*WHAT YOU NEED TO DO*
Write the listing out again, all of it, word for word.

● ● ● ● ● ● ●

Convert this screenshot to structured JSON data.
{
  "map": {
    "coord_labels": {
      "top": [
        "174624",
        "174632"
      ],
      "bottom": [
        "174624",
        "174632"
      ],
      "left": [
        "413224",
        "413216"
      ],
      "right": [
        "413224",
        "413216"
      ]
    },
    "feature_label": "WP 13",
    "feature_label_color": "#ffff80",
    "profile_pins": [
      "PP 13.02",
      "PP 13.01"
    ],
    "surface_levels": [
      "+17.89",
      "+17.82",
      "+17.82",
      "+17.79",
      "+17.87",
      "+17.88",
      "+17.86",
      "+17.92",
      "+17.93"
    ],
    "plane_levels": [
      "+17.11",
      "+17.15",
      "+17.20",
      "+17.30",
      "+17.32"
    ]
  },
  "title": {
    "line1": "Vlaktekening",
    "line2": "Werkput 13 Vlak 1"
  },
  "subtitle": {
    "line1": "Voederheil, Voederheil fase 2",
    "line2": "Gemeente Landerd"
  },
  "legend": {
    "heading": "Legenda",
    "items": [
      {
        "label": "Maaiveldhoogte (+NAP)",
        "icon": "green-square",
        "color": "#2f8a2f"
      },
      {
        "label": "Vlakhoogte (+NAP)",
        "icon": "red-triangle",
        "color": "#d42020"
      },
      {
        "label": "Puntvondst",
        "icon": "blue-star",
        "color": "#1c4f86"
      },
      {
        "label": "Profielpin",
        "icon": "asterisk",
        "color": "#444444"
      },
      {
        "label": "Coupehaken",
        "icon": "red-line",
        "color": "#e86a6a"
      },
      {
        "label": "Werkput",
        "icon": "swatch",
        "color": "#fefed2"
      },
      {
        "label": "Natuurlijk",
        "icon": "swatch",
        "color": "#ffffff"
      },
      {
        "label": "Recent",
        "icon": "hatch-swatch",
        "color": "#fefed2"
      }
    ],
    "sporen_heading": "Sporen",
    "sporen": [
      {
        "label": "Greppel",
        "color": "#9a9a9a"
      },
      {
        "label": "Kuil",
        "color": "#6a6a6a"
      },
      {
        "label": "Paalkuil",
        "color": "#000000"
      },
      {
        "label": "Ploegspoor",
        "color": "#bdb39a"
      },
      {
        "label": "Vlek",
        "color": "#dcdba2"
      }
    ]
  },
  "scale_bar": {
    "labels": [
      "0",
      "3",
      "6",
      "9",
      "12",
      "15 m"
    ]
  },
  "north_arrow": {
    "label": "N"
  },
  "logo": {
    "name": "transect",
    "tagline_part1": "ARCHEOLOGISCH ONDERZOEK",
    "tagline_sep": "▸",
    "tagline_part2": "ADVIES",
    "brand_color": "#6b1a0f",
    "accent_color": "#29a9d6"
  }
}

● ● ● ● ● ● ●

*RESPONSE TO THE TASK*
Convert this screenshot to structured JSON data.
{
  "map": {
    "coord_labels": {
      "top": [
        "174624",
        "174632"
      ],
      "bottom": [
        "174624",
        "174632"
      ],
      "left": [
        "413224",
        "413216"
      ],
      "right": [
        "413224",
        "413216"
      ]
    },
    "feature_label": "WP 13",
    "feature_label_color": "#ffff80",
    "profile_pins": [
      "PP 13.02",
      "PP 13.01"
    ],
    "surface_levels": [
      "+17.89",
      "+17.82",
      "+17.82",
      "+17.79",
      "+17.87",
      "+17.88",
      "+17.86",
      "+17.92",
      "+17.93"
    ],
    "plane_levels": [
      "+17.11",
      "+17.15",
      "+17.20",
      "+17.30",
      "+17.32"
    ]
  },
  "title": {
    "line1": "Vlaktekening",
    "line2": "Werkput 13 Vlak 1"
  },
  "subtitle": {
    "line1": "Voederheil, Voederheil fase 2",
    "line2": "Gemeente Landerd"
  },
  "legend": {
    "heading": "Legenda",
    "items": [
      {
        "label": "Maaiveldhoogte (+NAP)",
        "icon": "green-square",
        "color": "#2f8a2f"
      },
      {
        "label": "Vlakhoogte (+NAP)",
        "icon": "red-triangle",
        "color": "#d42020"
      },
      {
        "label": "Puntvondst",
        "icon": "blue-star",
        "color": "#1c4f86"
      },
      {
        "label": "Profielpin",
        "icon": "asterisk",
        "color": "#444444"
      },
      {
        "label": "Coupehaken",
        "icon": "red-line",
        "color": "#e86a6a"
      },
      {
        "label": "Werkput",
        "icon": "swatch",
        "color": "#fefed2"
      },
      {
        "label": "Natuurlijk",
        "icon": "swatch",
        "color": "#ffffff"
      },
      {
        "label": "Recent",
        "icon": "hatch-swatch",
        "color": "#fefed2"
      }
    ],
    "sporen_heading": "Sporen",
    "sporen": [
      {
        "label": "Greppel",
        "color": "#9a9a9a"
      },
      {
        "label": "Kuil",
        "color": "#6a6a6a"
      },
      {
        "label": "Paalkuil",
        "color": "#000000"
      },
      {
        "label": "Ploegspoor",
        "color": "#bdb39a"
      },
      {
        "label": "Vlek",
        "color": "#dcdba2"
      }
    ]
  },
  "scale_bar": {
    "labels": [
      "0",
      "3",
      "6",
      "9",
      "12",
      "15 m"
    ]
  },
  "north_arrow": {
    "label": "N"
  },
  "logo": {
    "name": "transect",
    "tagline_part1": "ARCHEOLOGISCH ONDERZOEK",
    "tagline_sep": "▸",
    "tagline_part2": "ADVIES",
    "brand_color": "#6b1a0f",
    "accent_color": "#29a9d6"
  }
}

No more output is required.